(A block of data)
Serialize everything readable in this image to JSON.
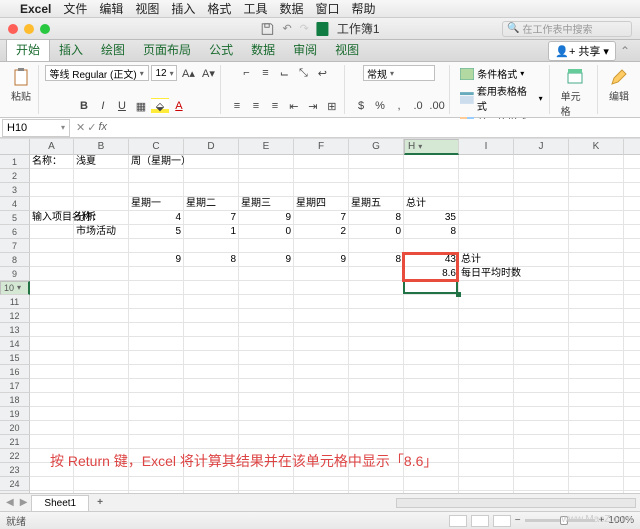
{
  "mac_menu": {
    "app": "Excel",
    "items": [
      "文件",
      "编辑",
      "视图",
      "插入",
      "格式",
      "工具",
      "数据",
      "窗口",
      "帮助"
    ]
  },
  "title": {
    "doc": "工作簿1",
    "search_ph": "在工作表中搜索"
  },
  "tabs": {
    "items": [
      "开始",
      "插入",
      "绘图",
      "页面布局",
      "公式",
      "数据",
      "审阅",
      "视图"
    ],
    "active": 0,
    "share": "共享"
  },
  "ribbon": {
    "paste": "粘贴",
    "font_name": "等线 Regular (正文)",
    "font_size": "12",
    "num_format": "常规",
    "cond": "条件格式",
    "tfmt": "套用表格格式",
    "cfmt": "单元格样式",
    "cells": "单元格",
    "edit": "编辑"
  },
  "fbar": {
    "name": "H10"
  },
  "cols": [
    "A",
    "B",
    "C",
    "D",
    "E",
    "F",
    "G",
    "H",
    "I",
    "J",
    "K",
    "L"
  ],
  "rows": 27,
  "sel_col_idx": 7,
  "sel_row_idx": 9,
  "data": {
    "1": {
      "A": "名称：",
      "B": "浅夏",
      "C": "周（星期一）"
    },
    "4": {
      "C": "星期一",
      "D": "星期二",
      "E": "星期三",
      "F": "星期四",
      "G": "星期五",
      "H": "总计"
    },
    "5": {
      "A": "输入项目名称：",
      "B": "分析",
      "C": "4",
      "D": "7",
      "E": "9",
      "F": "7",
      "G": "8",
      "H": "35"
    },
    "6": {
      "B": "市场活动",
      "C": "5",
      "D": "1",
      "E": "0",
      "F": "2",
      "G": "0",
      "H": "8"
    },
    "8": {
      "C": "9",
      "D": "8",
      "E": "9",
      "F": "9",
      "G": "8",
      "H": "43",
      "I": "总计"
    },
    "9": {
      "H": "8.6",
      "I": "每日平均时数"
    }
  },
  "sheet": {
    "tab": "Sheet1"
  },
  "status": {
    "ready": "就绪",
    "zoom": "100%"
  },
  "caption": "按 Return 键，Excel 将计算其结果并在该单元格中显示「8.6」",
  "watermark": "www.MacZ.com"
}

The exercise:
Strip out the images, then output the records above word for word.

Reply:
Serialize everything readable in this image to JSON.
{
  "mac_menu": {
    "app": "Excel",
    "items": [
      "文件",
      "编辑",
      "视图",
      "插入",
      "格式",
      "工具",
      "数据",
      "窗口",
      "帮助"
    ]
  },
  "title": {
    "doc": "工作簿1",
    "search_ph": "在工作表中搜索"
  },
  "tabs": {
    "items": [
      "开始",
      "插入",
      "绘图",
      "页面布局",
      "公式",
      "数据",
      "审阅",
      "视图"
    ],
    "active": 0,
    "share": "共享"
  },
  "ribbon": {
    "paste": "粘贴",
    "font_name": "等线 Regular (正文)",
    "font_size": "12",
    "num_format": "常规",
    "cond": "条件格式",
    "tfmt": "套用表格格式",
    "cfmt": "单元格样式",
    "cells": "单元格",
    "edit": "编辑"
  },
  "fbar": {
    "name": "H10"
  },
  "cols": [
    "A",
    "B",
    "C",
    "D",
    "E",
    "F",
    "G",
    "H",
    "I",
    "J",
    "K",
    "L"
  ],
  "rows": 27,
  "sel_col_idx": 7,
  "sel_row_idx": 9,
  "data": {
    "1": {
      "A": "名称：",
      "B": "浅夏",
      "C": "周（星期一）"
    },
    "4": {
      "C": "星期一",
      "D": "星期二",
      "E": "星期三",
      "F": "星期四",
      "G": "星期五",
      "H": "总计"
    },
    "5": {
      "A": "输入项目名称：",
      "B": "分析",
      "C": "4",
      "D": "7",
      "E": "9",
      "F": "7",
      "G": "8",
      "H": "35"
    },
    "6": {
      "B": "市场活动",
      "C": "5",
      "D": "1",
      "E": "0",
      "F": "2",
      "G": "0",
      "H": "8"
    },
    "8": {
      "C": "9",
      "D": "8",
      "E": "9",
      "F": "9",
      "G": "8",
      "H": "43",
      "I": "总计"
    },
    "9": {
      "H": "8.6",
      "I": "每日平均时数"
    }
  },
  "sheet": {
    "tab": "Sheet1"
  },
  "status": {
    "ready": "就绪",
    "zoom": "100%"
  },
  "caption": "按 Return 键，Excel 将计算其结果并在该单元格中显示「8.6」",
  "watermark": "www.MacZ.com"
}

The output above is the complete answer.